▸ Written task
Make an exact copy of the records, with the images left out.
*****
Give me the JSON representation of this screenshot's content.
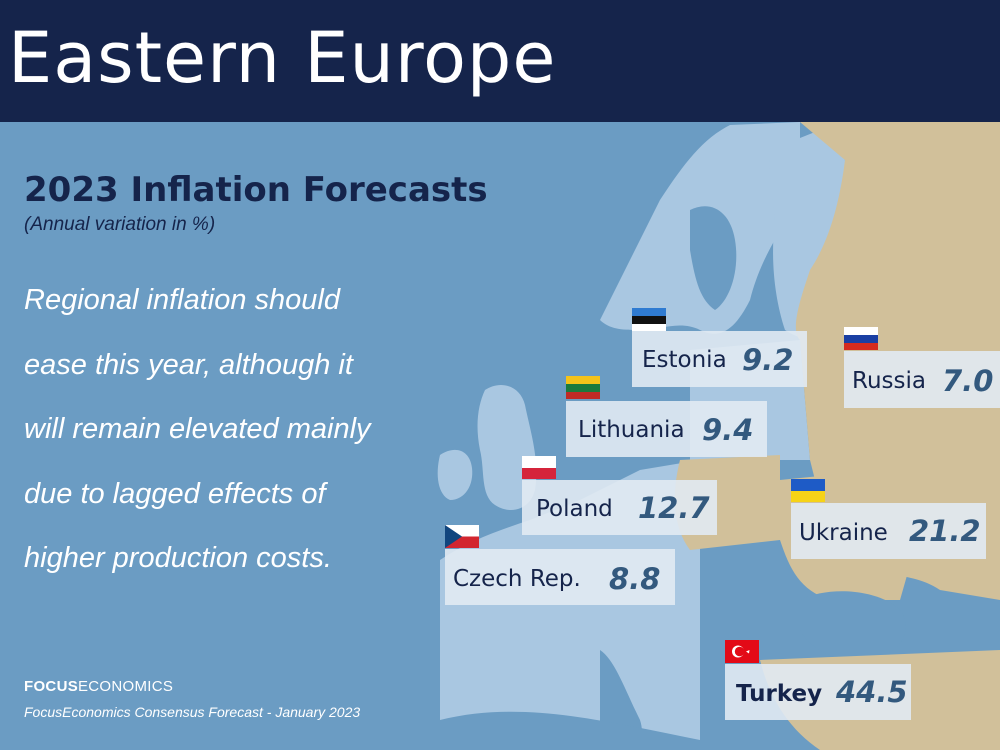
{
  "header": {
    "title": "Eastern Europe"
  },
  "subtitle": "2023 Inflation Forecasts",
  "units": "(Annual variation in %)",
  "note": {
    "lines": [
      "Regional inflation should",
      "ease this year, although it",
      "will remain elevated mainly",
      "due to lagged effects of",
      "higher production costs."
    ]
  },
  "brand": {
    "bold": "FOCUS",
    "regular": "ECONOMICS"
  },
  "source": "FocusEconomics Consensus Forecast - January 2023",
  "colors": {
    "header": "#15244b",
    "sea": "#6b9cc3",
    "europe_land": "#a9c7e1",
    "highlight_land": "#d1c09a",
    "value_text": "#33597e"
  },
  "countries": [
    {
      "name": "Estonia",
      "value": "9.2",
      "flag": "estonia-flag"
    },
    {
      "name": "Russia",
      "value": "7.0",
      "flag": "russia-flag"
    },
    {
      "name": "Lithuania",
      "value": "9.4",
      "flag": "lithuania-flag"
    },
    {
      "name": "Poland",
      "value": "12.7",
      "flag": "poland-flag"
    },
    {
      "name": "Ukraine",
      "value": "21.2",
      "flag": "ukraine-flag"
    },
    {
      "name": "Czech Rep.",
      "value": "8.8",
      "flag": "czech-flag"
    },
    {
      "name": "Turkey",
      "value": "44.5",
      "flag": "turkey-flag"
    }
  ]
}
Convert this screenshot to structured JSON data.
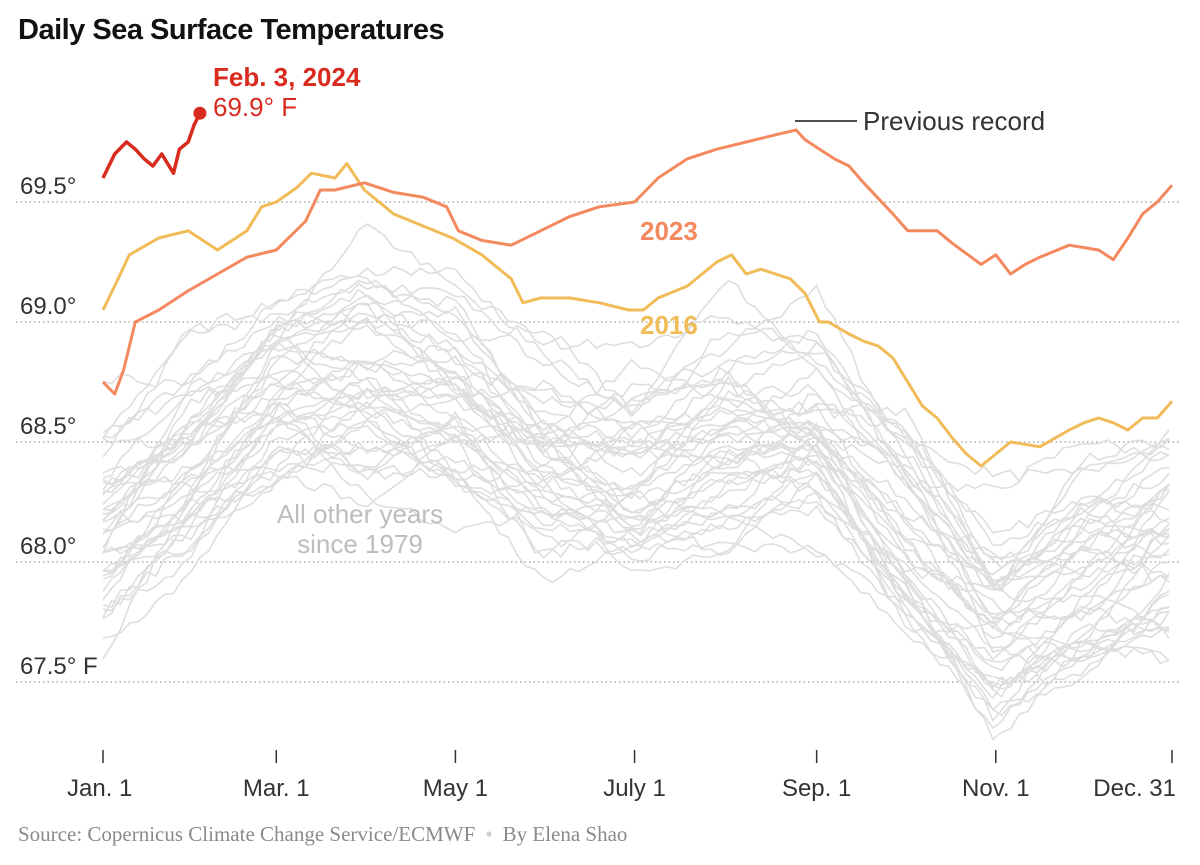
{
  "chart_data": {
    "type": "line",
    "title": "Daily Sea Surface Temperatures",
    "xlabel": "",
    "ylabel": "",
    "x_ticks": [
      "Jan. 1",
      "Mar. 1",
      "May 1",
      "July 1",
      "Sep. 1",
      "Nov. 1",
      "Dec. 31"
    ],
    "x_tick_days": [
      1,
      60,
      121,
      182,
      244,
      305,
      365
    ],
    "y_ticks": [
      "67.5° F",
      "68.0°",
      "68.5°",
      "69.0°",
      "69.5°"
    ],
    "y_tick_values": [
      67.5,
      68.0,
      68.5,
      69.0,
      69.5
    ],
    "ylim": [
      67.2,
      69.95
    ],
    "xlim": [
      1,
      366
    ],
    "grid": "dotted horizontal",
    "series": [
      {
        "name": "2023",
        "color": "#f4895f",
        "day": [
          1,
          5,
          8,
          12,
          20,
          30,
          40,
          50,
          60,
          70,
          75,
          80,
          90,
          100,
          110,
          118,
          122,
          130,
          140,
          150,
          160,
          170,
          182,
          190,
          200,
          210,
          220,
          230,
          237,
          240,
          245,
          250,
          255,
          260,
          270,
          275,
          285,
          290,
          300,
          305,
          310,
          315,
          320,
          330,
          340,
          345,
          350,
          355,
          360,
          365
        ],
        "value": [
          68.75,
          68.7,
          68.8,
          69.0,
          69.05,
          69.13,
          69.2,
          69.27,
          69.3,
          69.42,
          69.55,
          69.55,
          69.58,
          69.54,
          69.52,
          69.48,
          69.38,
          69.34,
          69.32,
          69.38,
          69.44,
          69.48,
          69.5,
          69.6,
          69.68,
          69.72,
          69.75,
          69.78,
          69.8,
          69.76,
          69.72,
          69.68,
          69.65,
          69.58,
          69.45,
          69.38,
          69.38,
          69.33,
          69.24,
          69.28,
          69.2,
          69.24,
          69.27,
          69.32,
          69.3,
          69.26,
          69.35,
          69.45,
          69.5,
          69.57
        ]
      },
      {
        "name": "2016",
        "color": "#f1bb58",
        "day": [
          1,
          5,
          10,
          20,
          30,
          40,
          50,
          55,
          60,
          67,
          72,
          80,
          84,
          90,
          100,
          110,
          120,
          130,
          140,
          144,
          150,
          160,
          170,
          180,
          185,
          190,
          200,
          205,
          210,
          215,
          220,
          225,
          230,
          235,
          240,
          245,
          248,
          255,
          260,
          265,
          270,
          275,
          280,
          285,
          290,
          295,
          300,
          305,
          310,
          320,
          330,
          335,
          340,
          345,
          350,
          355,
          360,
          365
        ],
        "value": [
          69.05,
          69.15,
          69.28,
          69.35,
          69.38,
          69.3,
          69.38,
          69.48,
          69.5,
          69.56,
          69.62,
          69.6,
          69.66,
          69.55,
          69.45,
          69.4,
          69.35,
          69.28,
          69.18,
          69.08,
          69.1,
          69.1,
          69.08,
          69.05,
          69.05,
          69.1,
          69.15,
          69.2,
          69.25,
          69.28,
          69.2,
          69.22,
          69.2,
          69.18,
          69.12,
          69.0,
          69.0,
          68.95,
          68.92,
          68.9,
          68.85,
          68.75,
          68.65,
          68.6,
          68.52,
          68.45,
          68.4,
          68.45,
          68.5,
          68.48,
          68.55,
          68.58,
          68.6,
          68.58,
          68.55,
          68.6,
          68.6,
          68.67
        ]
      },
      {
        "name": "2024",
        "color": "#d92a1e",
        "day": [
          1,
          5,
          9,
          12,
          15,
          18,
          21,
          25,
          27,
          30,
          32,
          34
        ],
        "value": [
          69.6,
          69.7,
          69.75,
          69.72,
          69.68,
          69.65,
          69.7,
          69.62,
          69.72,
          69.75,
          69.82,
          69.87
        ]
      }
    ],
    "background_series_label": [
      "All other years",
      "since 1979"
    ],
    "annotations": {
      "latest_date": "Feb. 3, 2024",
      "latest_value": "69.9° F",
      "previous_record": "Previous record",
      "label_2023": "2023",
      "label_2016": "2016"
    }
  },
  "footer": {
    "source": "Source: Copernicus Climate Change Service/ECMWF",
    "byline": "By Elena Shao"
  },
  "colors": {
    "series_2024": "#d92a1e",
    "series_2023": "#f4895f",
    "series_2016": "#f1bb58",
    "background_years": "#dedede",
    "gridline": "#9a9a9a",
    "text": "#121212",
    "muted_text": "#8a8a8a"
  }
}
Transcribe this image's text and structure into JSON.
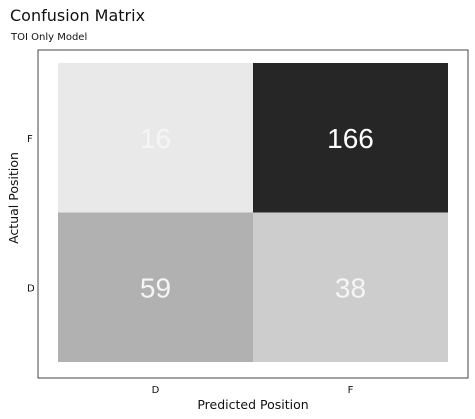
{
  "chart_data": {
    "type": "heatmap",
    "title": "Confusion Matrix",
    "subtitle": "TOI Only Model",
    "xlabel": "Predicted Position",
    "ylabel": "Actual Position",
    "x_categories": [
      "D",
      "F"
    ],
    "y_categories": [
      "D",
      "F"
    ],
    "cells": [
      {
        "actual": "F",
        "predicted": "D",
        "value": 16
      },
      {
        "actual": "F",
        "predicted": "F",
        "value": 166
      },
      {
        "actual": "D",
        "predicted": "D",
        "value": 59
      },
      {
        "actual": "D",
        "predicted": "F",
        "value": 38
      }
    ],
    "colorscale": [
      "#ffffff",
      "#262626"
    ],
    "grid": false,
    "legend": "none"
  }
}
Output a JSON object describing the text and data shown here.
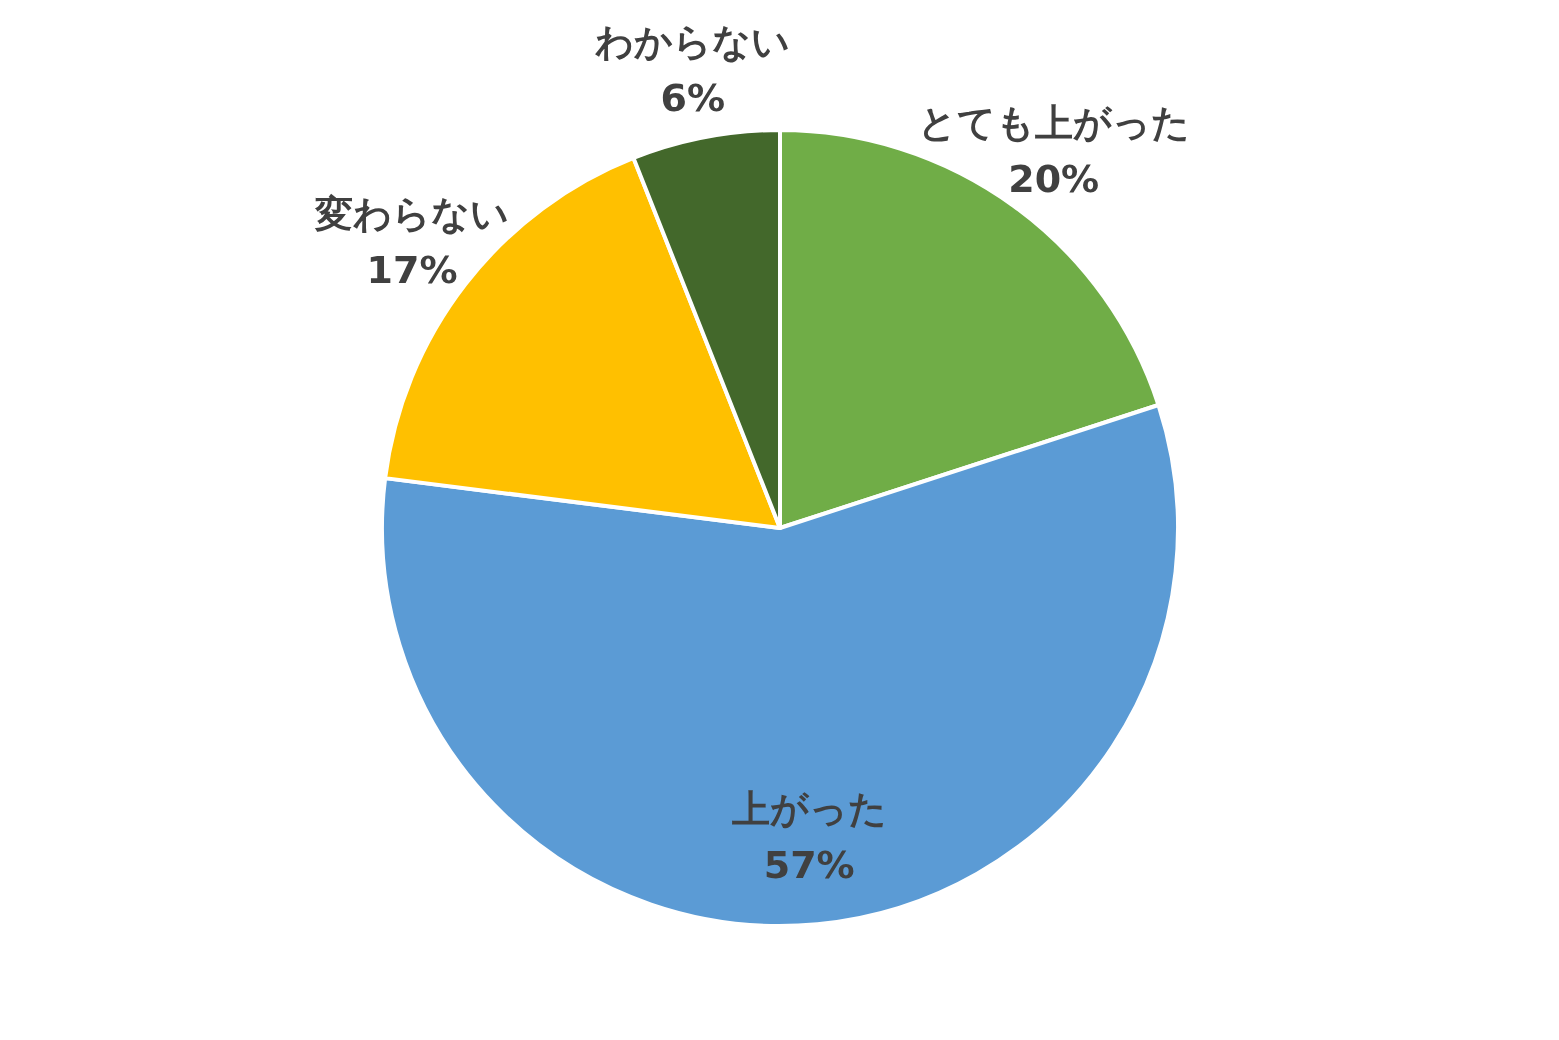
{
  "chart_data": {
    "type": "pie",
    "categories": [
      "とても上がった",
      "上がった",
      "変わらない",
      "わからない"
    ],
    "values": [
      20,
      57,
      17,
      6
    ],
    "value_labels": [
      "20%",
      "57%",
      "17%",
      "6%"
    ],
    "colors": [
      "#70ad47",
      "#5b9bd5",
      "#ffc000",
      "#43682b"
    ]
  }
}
*****
▸ Completed exercise
Give me the JSON representation of this screenshot's content.
{
  "header": {
    "title": "Eastern Europe"
  },
  "subtitle": "2023 Inflation Forecasts",
  "units": "(Annual variation in %)",
  "note": {
    "lines": [
      "Regional inflation should",
      "ease this year, although it",
      "will remain elevated mainly",
      "due to lagged effects of",
      "higher production costs."
    ]
  },
  "brand": {
    "bold": "FOCUS",
    "regular": "ECONOMICS"
  },
  "source": "FocusEconomics Consensus Forecast - January 2023",
  "colors": {
    "header": "#15244b",
    "sea": "#6b9cc3",
    "europe_land": "#a9c7e1",
    "highlight_land": "#d1c09a",
    "value_text": "#33597e"
  },
  "countries": [
    {
      "name": "Estonia",
      "value": "9.2",
      "flag": "estonia-flag"
    },
    {
      "name": "Russia",
      "value": "7.0",
      "flag": "russia-flag"
    },
    {
      "name": "Lithuania",
      "value": "9.4",
      "flag": "lithuania-flag"
    },
    {
      "name": "Poland",
      "value": "12.7",
      "flag": "poland-flag"
    },
    {
      "name": "Ukraine",
      "value": "21.2",
      "flag": "ukraine-flag"
    },
    {
      "name": "Czech Rep.",
      "value": "8.8",
      "flag": "czech-flag"
    },
    {
      "name": "Turkey",
      "value": "44.5",
      "flag": "turkey-flag"
    }
  ]
}
Convert this screenshot to structured JSON data.
{
  "chart_data": {
    "type": "line",
    "title": "Daily Sea Surface Temperatures",
    "xlabel": "",
    "ylabel": "",
    "x_ticks": [
      "Jan. 1",
      "Mar. 1",
      "May 1",
      "July 1",
      "Sep. 1",
      "Nov. 1",
      "Dec. 31"
    ],
    "x_tick_days": [
      1,
      60,
      121,
      182,
      244,
      305,
      365
    ],
    "y_ticks": [
      "67.5° F",
      "68.0°",
      "68.5°",
      "69.0°",
      "69.5°"
    ],
    "y_tick_values": [
      67.5,
      68.0,
      68.5,
      69.0,
      69.5
    ],
    "ylim": [
      67.2,
      69.95
    ],
    "xlim": [
      1,
      366
    ],
    "grid": "dotted horizontal",
    "series": [
      {
        "name": "2023",
        "color": "#f4895f",
        "day": [
          1,
          5,
          8,
          12,
          20,
          30,
          40,
          50,
          60,
          70,
          75,
          80,
          90,
          100,
          110,
          118,
          122,
          130,
          140,
          150,
          160,
          170,
          182,
          190,
          200,
          210,
          220,
          230,
          237,
          240,
          245,
          250,
          255,
          260,
          270,
          275,
          285,
          290,
          300,
          305,
          310,
          315,
          320,
          330,
          340,
          345,
          350,
          355,
          360,
          365
        ],
        "value": [
          68.75,
          68.7,
          68.8,
          69.0,
          69.05,
          69.13,
          69.2,
          69.27,
          69.3,
          69.42,
          69.55,
          69.55,
          69.58,
          69.54,
          69.52,
          69.48,
          69.38,
          69.34,
          69.32,
          69.38,
          69.44,
          69.48,
          69.5,
          69.6,
          69.68,
          69.72,
          69.75,
          69.78,
          69.8,
          69.76,
          69.72,
          69.68,
          69.65,
          69.58,
          69.45,
          69.38,
          69.38,
          69.33,
          69.24,
          69.28,
          69.2,
          69.24,
          69.27,
          69.32,
          69.3,
          69.26,
          69.35,
          69.45,
          69.5,
          69.57
        ]
      },
      {
        "name": "2016",
        "color": "#f1bb58",
        "day": [
          1,
          5,
          10,
          20,
          30,
          40,
          50,
          55,
          60,
          67,
          72,
          80,
          84,
          90,
          100,
          110,
          120,
          130,
          140,
          144,
          150,
          160,
          170,
          180,
          185,
          190,
          200,
          205,
          210,
          215,
          220,
          225,
          230,
          235,
          240,
          245,
          248,
          255,
          260,
          265,
          270,
          275,
          280,
          285,
          290,
          295,
          300,
          305,
          310,
          320,
          330,
          335,
          340,
          345,
          350,
          355,
          360,
          365
        ],
        "value": [
          69.05,
          69.15,
          69.28,
          69.35,
          69.38,
          69.3,
          69.38,
          69.48,
          69.5,
          69.56,
          69.62,
          69.6,
          69.66,
          69.55,
          69.45,
          69.4,
          69.35,
          69.28,
          69.18,
          69.08,
          69.1,
          69.1,
          69.08,
          69.05,
          69.05,
          69.1,
          69.15,
          69.2,
          69.25,
          69.28,
          69.2,
          69.22,
          69.2,
          69.18,
          69.12,
          69.0,
          69.0,
          68.95,
          68.92,
          68.9,
          68.85,
          68.75,
          68.65,
          68.6,
          68.52,
          68.45,
          68.4,
          68.45,
          68.5,
          68.48,
          68.55,
          68.58,
          68.6,
          68.58,
          68.55,
          68.6,
          68.6,
          68.67
        ]
      },
      {
        "name": "2024",
        "color": "#d92a1e",
        "day": [
          1,
          5,
          9,
          12,
          15,
          18,
          21,
          25,
          27,
          30,
          32,
          34
        ],
        "value": [
          69.6,
          69.7,
          69.75,
          69.72,
          69.68,
          69.65,
          69.7,
          69.62,
          69.72,
          69.75,
          69.82,
          69.87
        ]
      }
    ],
    "background_series_label": [
      "All other years",
      "since 1979"
    ],
    "annotations": {
      "latest_date": "Feb. 3, 2024",
      "latest_value": "69.9° F",
      "previous_record": "Previous record",
      "label_2023": "2023",
      "label_2016": "2016"
    }
  },
  "footer": {
    "source": "Source: Copernicus Climate Change Service/ECMWF",
    "byline": "By Elena Shao"
  },
  "colors": {
    "series_2024": "#d92a1e",
    "series_2023": "#f4895f",
    "series_2016": "#f1bb58",
    "background_years": "#dedede",
    "gridline": "#9a9a9a",
    "text": "#121212",
    "muted_text": "#8a8a8a"
  }
}
Transcribe this image's text and structure into JSON.
{
  "chart_data": {
    "type": "heatmap",
    "title": "Confusion Matrix",
    "subtitle": "TOI Only Model",
    "xlabel": "Predicted Position",
    "ylabel": "Actual Position",
    "x_categories": [
      "D",
      "F"
    ],
    "y_categories": [
      "D",
      "F"
    ],
    "cells": [
      {
        "actual": "F",
        "predicted": "D",
        "value": 16
      },
      {
        "actual": "F",
        "predicted": "F",
        "value": 166
      },
      {
        "actual": "D",
        "predicted": "D",
        "value": 59
      },
      {
        "actual": "D",
        "predicted": "F",
        "value": 38
      }
    ],
    "colorscale": [
      "#ffffff",
      "#262626"
    ],
    "grid": false,
    "legend": "none"
  }
}
Output a JSON object describing the text and data shown here.
{
  "chart_data": {
    "type": "pie",
    "categories": [
      "とても上がった",
      "上がった",
      "変わらない",
      "わからない"
    ],
    "values": [
      20,
      57,
      17,
      6
    ],
    "value_labels": [
      "20%",
      "57%",
      "17%",
      "6%"
    ],
    "colors": [
      "#70ad47",
      "#5b9bd5",
      "#ffc000",
      "#43682b"
    ]
  }
}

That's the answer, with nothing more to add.